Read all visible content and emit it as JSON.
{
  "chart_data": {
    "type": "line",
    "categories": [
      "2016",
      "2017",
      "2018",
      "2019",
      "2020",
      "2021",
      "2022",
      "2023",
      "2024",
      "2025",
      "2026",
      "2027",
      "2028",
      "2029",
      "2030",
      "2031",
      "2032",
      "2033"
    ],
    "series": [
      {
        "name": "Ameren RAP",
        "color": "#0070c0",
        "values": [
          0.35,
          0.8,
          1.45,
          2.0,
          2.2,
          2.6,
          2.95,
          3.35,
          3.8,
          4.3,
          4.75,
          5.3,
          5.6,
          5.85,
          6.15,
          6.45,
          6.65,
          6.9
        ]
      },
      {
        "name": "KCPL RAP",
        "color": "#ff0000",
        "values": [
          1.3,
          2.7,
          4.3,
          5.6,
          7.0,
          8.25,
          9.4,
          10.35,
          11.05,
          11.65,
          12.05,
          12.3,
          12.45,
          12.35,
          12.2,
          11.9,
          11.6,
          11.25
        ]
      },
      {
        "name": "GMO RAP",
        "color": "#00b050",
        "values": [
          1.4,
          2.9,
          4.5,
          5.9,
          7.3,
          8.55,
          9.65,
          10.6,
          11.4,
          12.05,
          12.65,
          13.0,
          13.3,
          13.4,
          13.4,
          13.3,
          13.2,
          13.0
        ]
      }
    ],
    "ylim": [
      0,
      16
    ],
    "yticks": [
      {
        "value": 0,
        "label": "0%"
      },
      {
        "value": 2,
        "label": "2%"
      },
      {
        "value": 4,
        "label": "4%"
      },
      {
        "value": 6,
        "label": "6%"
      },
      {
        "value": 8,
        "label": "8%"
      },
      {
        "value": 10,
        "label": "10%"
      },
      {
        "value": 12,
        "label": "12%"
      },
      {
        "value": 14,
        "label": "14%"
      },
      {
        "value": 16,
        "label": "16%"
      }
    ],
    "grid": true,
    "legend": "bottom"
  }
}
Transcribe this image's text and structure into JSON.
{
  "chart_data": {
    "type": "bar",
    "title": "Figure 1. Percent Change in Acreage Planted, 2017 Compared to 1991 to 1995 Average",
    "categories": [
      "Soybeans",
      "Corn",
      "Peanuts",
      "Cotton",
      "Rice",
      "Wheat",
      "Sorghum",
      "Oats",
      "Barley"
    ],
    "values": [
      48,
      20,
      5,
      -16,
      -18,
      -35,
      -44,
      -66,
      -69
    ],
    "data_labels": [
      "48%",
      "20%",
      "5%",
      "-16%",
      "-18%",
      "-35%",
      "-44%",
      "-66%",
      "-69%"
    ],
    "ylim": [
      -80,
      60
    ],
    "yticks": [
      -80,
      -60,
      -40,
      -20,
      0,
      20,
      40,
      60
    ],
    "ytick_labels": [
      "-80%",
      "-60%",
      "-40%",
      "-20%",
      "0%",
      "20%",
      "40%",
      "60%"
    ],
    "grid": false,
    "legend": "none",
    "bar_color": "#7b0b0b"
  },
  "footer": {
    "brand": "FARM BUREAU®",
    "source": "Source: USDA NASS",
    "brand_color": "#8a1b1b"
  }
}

_ _ _ _ _ _ _

▸ **WRITTEN TASK**: Quote all of the entries exactly as they appear.

▸ **RESULT**:
Read all visible content and emit it as JSON.
{
  "chart_data": {
    "type": "line",
    "categories": [
      "2016",
      "2017",
      "2018",
      "2019",
      "2020",
      "2021",
      "2022",
      "2023",
      "2024",
      "2025",
      "2026",
      "2027",
      "2028",
      "2029",
      "2030",
      "2031",
      "2032",
      "2033"
    ],
    "series": [
      {
        "name": "Ameren RAP",
        "color": "#0070c0",
        "values": [
          0.35,
          0.8,
          1.45,
          2.0,
          2.2,
          2.6,
          2.95,
          3.35,
          3.8,
          4.3,
          4.75,
          5.3,
          5.6,
          5.85,
          6.15,
          6.45,
          6.65,
          6.9
        ]
      },
      {
        "name": "KCPL RAP",
        "color": "#ff0000",
        "values": [
          1.3,
          2.7,
          4.3,
          5.6,
          7.0,
          8.25,
          9.4,
          10.35,
          11.05,
          11.65,
          12.05,
          12.3,
          12.45,
          12.35,
          12.2,
          11.9,
          11.6,
          11.25
        ]
      },
      {
        "name": "GMO RAP",
        "color": "#00b050",
        "values": [
          1.4,
          2.9,
          4.5,
          5.9,
          7.3,
          8.55,
          9.65,
          10.6,
          11.4,
          12.05,
          12.65,
          13.0,
          13.3,
          13.4,
          13.4,
          13.3,
          13.2,
          13.0
        ]
      }
    ],
    "ylim": [
      0,
      16
    ],
    "yticks": [
      {
        "value": 0,
        "label": "0%"
      },
      {
        "value": 2,
        "label": "2%"
      },
      {
        "value": 4,
        "label": "4%"
      },
      {
        "value": 6,
        "label": "6%"
      },
      {
        "value": 8,
        "label": "8%"
      },
      {
        "value": 10,
        "label": "10%"
      },
      {
        "value": 12,
        "label": "12%"
      },
      {
        "value": 14,
        "label": "14%"
      },
      {
        "value": 16,
        "label": "16%"
      }
    ],
    "grid": true,
    "legend": "bottom"
  }
}
Transcribe this image's text and structure into JSON.
{
  "chart_data": {
    "type": "bar",
    "title": "Figure 1. Percent Change in Acreage Planted, 2017 Compared to 1991 to 1995 Average",
    "categories": [
      "Soybeans",
      "Corn",
      "Peanuts",
      "Cotton",
      "Rice",
      "Wheat",
      "Sorghum",
      "Oats",
      "Barley"
    ],
    "values": [
      48,
      20,
      5,
      -16,
      -18,
      -35,
      -44,
      -66,
      -69
    ],
    "data_labels": [
      "48%",
      "20%",
      "5%",
      "-16%",
      "-18%",
      "-35%",
      "-44%",
      "-66%",
      "-69%"
    ],
    "ylim": [
      -80,
      60
    ],
    "yticks": [
      -80,
      -60,
      -40,
      -20,
      0,
      20,
      40,
      60
    ],
    "ytick_labels": [
      "-80%",
      "-60%",
      "-40%",
      "-20%",
      "0%",
      "20%",
      "40%",
      "60%"
    ],
    "grid": false,
    "legend": "none",
    "bar_color": "#7b0b0b"
  },
  "footer": {
    "brand": "FARM BUREAU®",
    "source": "Source: USDA NASS",
    "brand_color": "#8a1b1b"
  }
}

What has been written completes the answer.